— BEGIN MATERIAL PROVIDED —

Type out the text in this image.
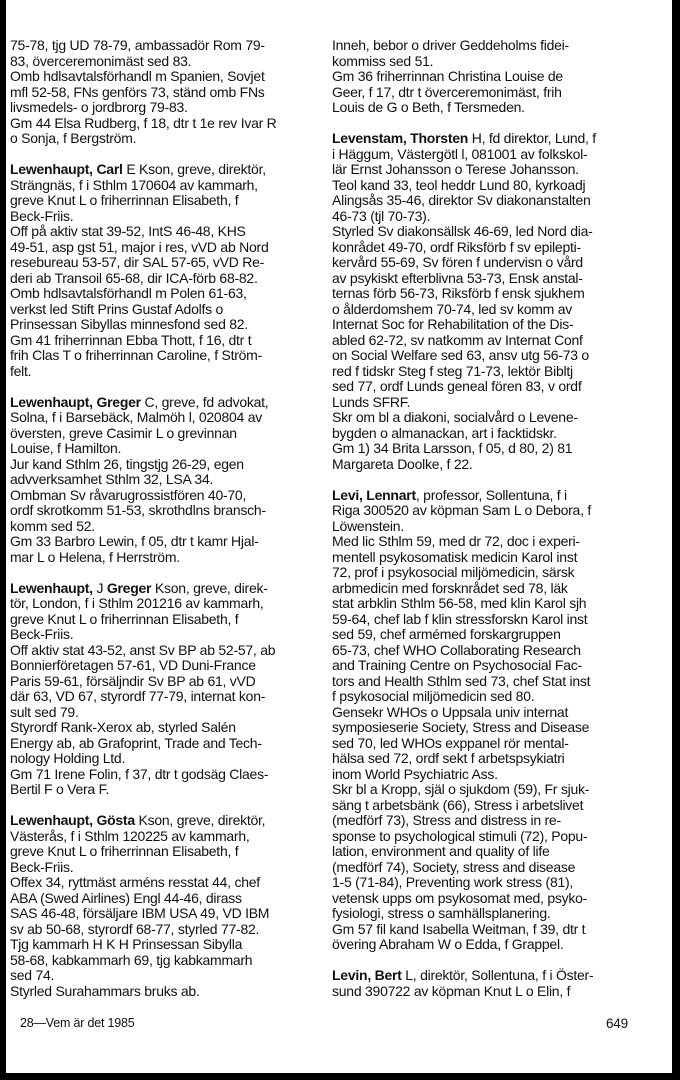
75-78, tjg UD 78-79, ambassadör Rom 79-
83, överceremonimäst sed 83.
Omb hdlsavtalsförhandl m Spanien, Sovjet
mfl 52-58, FNs genförs 73, ständ omb FNs
livsmedels- o jordbrorg 79-83.
Gm 44 Elsa Rudberg, f 18, dtr t 1e rev Ivar R
o Sonja, f Bergström.
Lewenhaupt, Carl E Kson, greve, direktör,
Strängnäs, f i Sthlm 170604 av kammarh,
greve Knut L o friherrinnan Elisabeth, f
Beck-Friis.
Off på aktiv stat 39-52, IntS 46-48, KHS
49-51, asp gst 51, major i res, vVD ab Nord
resebureau 53-57, dir SAL 57-65, vVD Re-
deri ab Transoil 65-68, dir ICA-förb 68-82.
Omb hdlsavtalsförhandl m Polen 61-63,
verkst led Stift Prins Gustaf Adolfs o
Prinsessan Sibyllas minnesfond sed 82.
Gm 41 friherrinnan Ebba Thott, f 16, dtr t
frih Clas T o friherrinnan Caroline, f Ström-
felt.
Lewenhaupt, Greger C, greve, fd advokat,
Solna, f i Barsebäck, Malmöh l, 020804 av
översten, greve Casimir L o grevinnan
Louise, f Hamilton.
Jur kand Sthlm 26, tingstjg 26-29, egen
advverksamhet Sthlm 32, LSA 34.
Ombman Sv råvarugrossistfören 40-70,
ordf skrotkomm 51-53, skrothdlns bransch-
komm sed 52.
Gm 33 Barbro Lewin, f 05, dtr t kamr Hjal-
mar L o Helena, f Herrström.
Lewenhaupt, J Greger Kson, greve, direk-
tör, London, f i Sthlm 201216 av kammarh,
greve Knut L o friherrinnan Elisabeth, f
Beck-Friis.
Off aktiv stat 43-52, anst Sv BP ab 52-57, ab
Bonnierföretagen 57-61, VD Duni-France
Paris 59-61, försäljndir Sv BP ab 61, vVD
där 63, VD 67, styrordf 77-79, internat kon-
sult sed 79.
Styrordf Rank-Xerox ab, styrled Salén
Energy ab, ab Grafoprint, Trade and Tech-
nology Holding Ltd.
Gm 71 Irene Folin, f 37, dtr t godsäg Claes-
Bertil F o Vera F.
Lewenhaupt, Gösta Kson, greve, direktör,
Västerås, f i Sthlm 120225 av kammarh,
greve Knut L o friherrinnan Elisabeth, f
Beck-Friis.
Offex 34, ryttmäst arméns resstat 44, chef
ABA (Swed Airlines) Engl 44-46, dirass
SAS 46-48, försäljare IBM USA 49, VD IBM
sv ab 50-68, styrordf 68-77, styrled 77-82.
Tjg kammarh H K H Prinsessan Sibylla
58-68, kabkammarh 69, tjg kabkammarh
sed 74.
Styrled Surahammars bruks ab.
Inneh, bebor o driver Geddeholms fidei-
kommiss sed 51.
Gm 36 friherrinnan Christina Louise de
Geer, f 17, dtr t överceremonimäst, frih
Louis de G o Beth, f Tersmeden.
Levenstam, Thorsten H, fd direktor, Lund, f
i Häggum, Västergötl l, 081001 av folkskol-
lär Ernst Johansson o Terese Johansson.
Teol kand 33, teol heddr Lund 80, kyrkoadj
Alingsås 35-46, direktor Sv diakonanstalten
46-73 (tjl 70-73).
Styrled Sv diakonsällsk 46-69, led Nord dia-
konrådet 49-70, ordf Riksförb f sv epilepti-
kervård 55-69, Sv fören f undervisn o vård
av psykiskt efterblivna 53-73, Ensk anstal-
ternas förb 56-73, Riksförb f ensk sjukhem
o ålderdomshem 70-74, led sv komm av
Internat Soc for Rehabilitation of the Dis-
abled 62-72, sv natkomm av Internat Conf
on Social Welfare sed 63, ansv utg 56-73 o
red f tidskr Steg f steg 71-73, lektör Bibltj
sed 77, ordf Lunds geneal fören 83, v ordf
Lunds SFRF.
Skr om bl a diakoni, socialvård o Levene-
bygden o almanackan, art i facktidskr.
Gm 1) 34 Brita Larsson, f 05, d 80, 2) 81
Margareta Doolke, f 22.
Levi, Lennart, professor, Sollentuna, f i
Riga 300520 av köpman Sam L o Debora, f
Löwenstein.
Med lic Sthlm 59, med dr 72, doc i experi-
mentell psykosomatisk medicin Karol inst
72, prof i psykosocial miljömedicin, särsk
arbmedicin med forsknrådet sed 78, läk
stat arbklin Sthlm 56-58, med klin Karol sjh
59-64, chef lab f klin stressforskn Karol inst
sed 59, chef armémed forskargruppen
65-73, chef WHO Collaborating Research
and Training Centre on Psychosocial Fac-
tors and Health Sthlm sed 73, chef Stat inst
f psykosocial miljömedicin sed 80.
Gensekr WHOs o Uppsala univ internat
symposieserie Society, Stress and Disease
sed 70, led WHOs exppanel rör mental-
hälsa sed 72, ordf sekt f arbetspsykiatri
inom World Psychiatric Ass.
Skr bl a Kropp, själ o sjukdom (59), Fr sjuk-
säng t arbetsbänk (66), Stress i arbetslivet
(medförf 73), Stress and distress in re-
sponse to psychological stimuli (72), Popu-
lation, environment and quality of life
(medförf 74), Society, stress and disease
1-5 (71-84), Preventing work stress (81),
vetensk upps om psykosomat med, psyko-
fysiologi, stress o samhällsplanering.
Gm 57 fil kand Isabella Weitman, f 39, dtr t
övering Abraham W o Edda, f Grappel.
Levin, Bert L, direktör, Sollentuna, f i Öster-
sund 390722 av köpman Knut L o Elin, f
28—Vem är det 1985	649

— END MATERIAL PROVIDED —

## THE EXERCISE
Check every line for "Society" and show the ones that have it.

## REPLY TO THE EXERCISE
symposieserie Society, Stress and Disease
(medförf 74), Society, stress and disease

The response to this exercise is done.